Read the data and repeat it in full, exactly.

(Source data)
#####

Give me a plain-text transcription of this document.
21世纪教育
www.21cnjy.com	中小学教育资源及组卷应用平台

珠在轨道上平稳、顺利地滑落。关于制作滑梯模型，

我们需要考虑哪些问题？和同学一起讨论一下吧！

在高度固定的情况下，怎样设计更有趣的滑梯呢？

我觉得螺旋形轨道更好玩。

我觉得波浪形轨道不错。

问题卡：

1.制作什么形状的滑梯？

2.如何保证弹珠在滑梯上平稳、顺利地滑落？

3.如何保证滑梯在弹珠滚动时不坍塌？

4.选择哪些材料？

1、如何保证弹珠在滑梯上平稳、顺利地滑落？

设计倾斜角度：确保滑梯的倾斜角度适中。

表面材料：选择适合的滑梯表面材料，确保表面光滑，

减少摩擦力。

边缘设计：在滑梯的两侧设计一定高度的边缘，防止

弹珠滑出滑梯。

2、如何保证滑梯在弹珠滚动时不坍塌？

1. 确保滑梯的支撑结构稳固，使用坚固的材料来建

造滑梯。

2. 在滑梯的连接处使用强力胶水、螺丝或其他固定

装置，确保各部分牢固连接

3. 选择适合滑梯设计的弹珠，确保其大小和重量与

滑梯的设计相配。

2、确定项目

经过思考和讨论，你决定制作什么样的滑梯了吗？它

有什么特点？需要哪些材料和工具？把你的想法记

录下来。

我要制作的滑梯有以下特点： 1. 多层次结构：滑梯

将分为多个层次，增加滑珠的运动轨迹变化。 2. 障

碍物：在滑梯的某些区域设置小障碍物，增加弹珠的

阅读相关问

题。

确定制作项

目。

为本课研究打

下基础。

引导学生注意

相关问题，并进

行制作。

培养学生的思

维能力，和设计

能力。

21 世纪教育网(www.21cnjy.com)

#####

• _Completed exercise_
Give me a plain-text transcription of this document.
21世纪教育
www.21cnjy.com	中小学教育资源及组卷应用平台

珠在轨道上平稳、顺利地滑落。关于制作滑梯模型，

我们需要考虑哪些问题？和同学一起讨论一下吧！

在高度固定的情况下，怎样设计更有趣的滑梯呢？

我觉得螺旋形轨道更好玩。

我觉得波浪形轨道不错。

问题卡：

1.制作什么形状的滑梯？

2.如何保证弹珠在滑梯上平稳、顺利地滑落？

3.如何保证滑梯在弹珠滚动时不坍塌？

4.选择哪些材料？

1、如何保证弹珠在滑梯上平稳、顺利地滑落？

设计倾斜角度：确保滑梯的倾斜角度适中。

表面材料：选择适合的滑梯表面材料，确保表面光滑，

减少摩擦力。

边缘设计：在滑梯的两侧设计一定高度的边缘，防止

弹珠滑出滑梯。

2、如何保证滑梯在弹珠滚动时不坍塌？

1. 确保滑梯的支撑结构稳固，使用坚固的材料来建

造滑梯。

2. 在滑梯的连接处使用强力胶水、螺丝或其他固定

装置，确保各部分牢固连接

3. 选择适合滑梯设计的弹珠，确保其大小和重量与

滑梯的设计相配。

2、确定项目

经过思考和讨论，你决定制作什么样的滑梯了吗？它

有什么特点？需要哪些材料和工具？把你的想法记

录下来。

我要制作的滑梯有以下特点： 1. 多层次结构：滑梯

将分为多个层次，增加滑珠的运动轨迹变化。 2. 障

碍物：在滑梯的某些区域设置小障碍物，增加弹珠的

阅读相关问

题。

确定制作项

目。

为本课研究打

下基础。

引导学生注意

相关问题，并进

行制作。

培养学生的思

维能力，和设计

能力。

21 世纪教育网(www.21cnjy.com)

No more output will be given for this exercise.